**WORK REQUIRED:**
Go through the listing and return every line with "Pareto" in it.
======== EXERCISE INPUTS ========
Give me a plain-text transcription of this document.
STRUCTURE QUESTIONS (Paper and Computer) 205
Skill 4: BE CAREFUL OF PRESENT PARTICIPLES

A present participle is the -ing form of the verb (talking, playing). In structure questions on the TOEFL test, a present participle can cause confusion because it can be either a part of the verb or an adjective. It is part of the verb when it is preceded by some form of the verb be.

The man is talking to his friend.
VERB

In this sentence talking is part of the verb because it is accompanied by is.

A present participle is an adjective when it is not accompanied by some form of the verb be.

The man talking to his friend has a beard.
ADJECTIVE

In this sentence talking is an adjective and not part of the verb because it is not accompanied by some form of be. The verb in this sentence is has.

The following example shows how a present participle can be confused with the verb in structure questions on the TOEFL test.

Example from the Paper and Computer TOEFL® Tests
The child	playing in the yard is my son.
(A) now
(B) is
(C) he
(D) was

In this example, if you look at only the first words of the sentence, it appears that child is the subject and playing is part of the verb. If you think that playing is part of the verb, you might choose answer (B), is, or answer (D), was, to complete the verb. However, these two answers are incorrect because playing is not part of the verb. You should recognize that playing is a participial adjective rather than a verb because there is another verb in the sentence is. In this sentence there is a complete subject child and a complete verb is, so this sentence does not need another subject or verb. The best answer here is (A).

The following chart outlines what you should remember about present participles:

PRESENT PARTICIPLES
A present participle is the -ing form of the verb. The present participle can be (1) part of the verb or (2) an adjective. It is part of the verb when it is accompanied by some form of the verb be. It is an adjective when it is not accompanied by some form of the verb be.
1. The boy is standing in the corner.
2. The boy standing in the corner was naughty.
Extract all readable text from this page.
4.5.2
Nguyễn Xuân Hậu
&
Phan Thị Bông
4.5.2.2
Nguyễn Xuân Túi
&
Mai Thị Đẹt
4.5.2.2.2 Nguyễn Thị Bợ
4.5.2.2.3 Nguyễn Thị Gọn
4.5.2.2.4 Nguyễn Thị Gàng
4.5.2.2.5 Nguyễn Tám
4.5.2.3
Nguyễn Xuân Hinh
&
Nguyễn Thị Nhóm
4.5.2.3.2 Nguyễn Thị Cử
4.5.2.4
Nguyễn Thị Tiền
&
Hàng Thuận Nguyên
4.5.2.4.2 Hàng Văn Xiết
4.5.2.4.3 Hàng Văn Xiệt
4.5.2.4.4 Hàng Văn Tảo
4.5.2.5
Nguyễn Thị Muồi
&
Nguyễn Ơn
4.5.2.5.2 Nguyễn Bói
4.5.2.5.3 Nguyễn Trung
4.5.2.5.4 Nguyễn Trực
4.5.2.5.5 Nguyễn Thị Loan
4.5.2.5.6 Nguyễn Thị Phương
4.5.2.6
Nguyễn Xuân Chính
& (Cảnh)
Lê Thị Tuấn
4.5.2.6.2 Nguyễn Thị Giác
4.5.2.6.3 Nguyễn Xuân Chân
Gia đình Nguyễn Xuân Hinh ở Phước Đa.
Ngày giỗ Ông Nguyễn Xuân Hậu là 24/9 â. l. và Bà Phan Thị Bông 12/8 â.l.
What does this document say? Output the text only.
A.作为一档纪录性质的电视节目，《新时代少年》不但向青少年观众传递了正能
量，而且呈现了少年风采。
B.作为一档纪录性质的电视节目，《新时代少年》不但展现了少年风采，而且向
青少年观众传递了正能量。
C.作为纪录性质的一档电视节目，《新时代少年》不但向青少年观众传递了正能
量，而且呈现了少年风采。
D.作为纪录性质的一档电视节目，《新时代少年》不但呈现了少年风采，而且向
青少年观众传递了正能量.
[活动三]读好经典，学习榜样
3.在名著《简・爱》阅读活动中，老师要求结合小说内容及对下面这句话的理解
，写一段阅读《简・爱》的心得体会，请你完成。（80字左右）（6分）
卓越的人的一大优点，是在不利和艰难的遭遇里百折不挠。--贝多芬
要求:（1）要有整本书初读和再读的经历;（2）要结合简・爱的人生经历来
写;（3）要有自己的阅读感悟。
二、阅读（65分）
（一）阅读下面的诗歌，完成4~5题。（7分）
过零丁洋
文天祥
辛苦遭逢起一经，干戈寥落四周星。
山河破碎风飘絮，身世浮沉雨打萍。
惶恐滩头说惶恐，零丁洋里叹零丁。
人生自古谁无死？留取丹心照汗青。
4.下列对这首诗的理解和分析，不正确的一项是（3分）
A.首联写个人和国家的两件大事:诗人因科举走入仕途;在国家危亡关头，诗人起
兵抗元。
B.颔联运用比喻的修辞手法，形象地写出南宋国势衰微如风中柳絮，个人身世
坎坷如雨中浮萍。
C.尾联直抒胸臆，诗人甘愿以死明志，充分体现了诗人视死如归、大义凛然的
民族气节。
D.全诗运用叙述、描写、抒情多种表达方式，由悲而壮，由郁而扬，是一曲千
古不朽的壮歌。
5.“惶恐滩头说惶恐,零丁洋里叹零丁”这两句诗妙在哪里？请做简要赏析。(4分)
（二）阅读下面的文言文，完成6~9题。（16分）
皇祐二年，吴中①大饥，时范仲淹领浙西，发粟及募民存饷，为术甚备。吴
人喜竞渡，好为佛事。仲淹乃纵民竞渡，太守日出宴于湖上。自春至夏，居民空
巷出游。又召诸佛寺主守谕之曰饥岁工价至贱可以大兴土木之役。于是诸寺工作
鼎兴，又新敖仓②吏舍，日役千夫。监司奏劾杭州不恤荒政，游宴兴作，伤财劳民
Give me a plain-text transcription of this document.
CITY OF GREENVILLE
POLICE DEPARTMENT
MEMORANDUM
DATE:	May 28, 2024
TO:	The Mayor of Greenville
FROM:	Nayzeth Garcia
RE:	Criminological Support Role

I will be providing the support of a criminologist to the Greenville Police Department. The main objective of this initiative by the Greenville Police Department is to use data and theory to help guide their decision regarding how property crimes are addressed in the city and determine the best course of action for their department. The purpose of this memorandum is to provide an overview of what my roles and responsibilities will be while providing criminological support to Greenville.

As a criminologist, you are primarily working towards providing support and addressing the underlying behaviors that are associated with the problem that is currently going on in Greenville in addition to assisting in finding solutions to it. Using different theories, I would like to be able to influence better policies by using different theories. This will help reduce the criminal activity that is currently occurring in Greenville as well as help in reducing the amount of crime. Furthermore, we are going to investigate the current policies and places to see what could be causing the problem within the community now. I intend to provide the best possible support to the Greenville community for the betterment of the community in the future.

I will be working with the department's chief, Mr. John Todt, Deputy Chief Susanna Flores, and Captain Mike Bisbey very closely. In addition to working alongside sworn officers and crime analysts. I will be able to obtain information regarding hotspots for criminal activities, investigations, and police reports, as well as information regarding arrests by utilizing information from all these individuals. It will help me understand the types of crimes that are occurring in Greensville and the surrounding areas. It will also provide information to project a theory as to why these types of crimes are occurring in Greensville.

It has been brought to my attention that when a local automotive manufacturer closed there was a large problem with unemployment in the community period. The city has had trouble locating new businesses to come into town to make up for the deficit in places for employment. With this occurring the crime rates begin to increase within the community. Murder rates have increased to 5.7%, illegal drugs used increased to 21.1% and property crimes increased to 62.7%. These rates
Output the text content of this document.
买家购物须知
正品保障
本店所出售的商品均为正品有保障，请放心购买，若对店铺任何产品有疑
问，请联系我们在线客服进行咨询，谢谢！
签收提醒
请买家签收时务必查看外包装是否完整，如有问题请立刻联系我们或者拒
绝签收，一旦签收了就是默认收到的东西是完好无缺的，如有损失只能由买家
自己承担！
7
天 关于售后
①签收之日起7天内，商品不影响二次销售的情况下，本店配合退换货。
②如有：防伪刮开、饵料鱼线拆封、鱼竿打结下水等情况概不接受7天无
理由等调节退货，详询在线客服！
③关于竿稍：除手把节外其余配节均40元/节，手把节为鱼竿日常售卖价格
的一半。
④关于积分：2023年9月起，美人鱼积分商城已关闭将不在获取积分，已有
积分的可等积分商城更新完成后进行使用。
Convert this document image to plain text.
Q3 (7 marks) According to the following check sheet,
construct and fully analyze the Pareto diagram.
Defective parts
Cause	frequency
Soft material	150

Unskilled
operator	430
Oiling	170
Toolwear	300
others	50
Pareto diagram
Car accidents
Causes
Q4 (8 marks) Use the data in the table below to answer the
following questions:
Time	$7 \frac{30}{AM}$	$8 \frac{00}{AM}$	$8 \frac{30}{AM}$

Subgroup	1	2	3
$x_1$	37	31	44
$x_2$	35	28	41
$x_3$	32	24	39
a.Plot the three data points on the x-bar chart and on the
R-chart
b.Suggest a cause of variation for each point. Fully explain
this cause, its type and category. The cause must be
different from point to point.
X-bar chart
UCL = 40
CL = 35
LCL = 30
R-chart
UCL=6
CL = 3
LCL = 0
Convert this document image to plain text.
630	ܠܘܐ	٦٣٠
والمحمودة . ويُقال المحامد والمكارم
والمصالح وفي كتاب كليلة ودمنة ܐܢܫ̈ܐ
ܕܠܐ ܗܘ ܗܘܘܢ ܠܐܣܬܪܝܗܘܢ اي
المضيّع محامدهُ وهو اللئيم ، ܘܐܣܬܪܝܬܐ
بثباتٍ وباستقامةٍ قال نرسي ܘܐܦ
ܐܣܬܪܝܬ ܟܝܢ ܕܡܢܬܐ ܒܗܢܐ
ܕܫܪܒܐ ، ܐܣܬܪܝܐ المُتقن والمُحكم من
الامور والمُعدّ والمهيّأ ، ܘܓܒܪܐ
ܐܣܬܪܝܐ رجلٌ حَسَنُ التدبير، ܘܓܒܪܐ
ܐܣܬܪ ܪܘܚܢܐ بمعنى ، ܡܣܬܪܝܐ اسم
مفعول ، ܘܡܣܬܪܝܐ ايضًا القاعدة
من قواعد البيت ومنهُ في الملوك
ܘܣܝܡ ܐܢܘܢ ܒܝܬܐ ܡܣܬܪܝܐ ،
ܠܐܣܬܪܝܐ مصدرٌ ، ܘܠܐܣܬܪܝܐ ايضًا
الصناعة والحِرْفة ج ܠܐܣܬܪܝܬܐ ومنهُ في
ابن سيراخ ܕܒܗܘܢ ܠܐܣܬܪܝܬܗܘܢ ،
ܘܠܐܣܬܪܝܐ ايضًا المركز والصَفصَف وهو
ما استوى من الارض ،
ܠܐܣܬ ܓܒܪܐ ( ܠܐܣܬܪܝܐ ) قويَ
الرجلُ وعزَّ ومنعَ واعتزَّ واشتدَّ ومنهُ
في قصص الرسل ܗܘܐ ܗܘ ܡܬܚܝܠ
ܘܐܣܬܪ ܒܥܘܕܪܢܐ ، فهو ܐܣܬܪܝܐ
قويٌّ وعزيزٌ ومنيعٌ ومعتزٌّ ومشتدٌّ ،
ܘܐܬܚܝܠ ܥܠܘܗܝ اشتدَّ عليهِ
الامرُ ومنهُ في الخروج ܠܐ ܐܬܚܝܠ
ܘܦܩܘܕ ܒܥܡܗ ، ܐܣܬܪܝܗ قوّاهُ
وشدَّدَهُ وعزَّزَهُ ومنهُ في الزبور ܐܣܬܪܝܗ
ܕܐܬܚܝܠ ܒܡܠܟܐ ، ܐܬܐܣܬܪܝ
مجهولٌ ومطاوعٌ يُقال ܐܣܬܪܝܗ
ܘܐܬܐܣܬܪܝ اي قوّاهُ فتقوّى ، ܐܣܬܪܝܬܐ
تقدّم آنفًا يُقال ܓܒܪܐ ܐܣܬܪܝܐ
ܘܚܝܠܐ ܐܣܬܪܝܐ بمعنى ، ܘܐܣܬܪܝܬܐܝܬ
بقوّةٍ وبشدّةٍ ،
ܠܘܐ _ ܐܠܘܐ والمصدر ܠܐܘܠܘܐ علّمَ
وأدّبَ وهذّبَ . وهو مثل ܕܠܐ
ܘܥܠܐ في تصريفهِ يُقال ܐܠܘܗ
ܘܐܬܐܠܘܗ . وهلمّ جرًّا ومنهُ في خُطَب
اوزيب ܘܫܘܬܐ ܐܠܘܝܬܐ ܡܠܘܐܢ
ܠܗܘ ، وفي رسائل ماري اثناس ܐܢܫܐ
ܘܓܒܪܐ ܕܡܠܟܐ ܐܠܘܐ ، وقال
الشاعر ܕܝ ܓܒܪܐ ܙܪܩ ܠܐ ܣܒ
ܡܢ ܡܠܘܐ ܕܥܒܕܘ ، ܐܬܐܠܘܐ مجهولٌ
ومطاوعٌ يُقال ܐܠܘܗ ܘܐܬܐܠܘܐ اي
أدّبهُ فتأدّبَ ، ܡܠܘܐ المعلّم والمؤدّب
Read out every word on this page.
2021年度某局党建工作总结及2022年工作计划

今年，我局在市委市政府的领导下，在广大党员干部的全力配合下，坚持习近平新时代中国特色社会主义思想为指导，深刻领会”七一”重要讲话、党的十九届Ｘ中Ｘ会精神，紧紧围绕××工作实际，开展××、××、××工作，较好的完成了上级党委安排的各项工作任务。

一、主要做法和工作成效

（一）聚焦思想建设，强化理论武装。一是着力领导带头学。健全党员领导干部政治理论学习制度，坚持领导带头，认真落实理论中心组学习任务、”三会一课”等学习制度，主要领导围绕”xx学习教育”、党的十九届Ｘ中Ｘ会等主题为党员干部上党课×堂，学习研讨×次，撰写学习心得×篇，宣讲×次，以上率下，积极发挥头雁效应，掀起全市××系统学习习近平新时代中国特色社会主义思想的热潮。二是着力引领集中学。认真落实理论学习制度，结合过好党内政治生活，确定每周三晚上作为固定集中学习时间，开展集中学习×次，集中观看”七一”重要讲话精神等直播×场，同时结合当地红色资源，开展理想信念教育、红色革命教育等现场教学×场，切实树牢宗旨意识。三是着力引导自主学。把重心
========
**WRITTEN RESPONSE:**
construct and fully analyze the Pareto diagram.
Pareto diagram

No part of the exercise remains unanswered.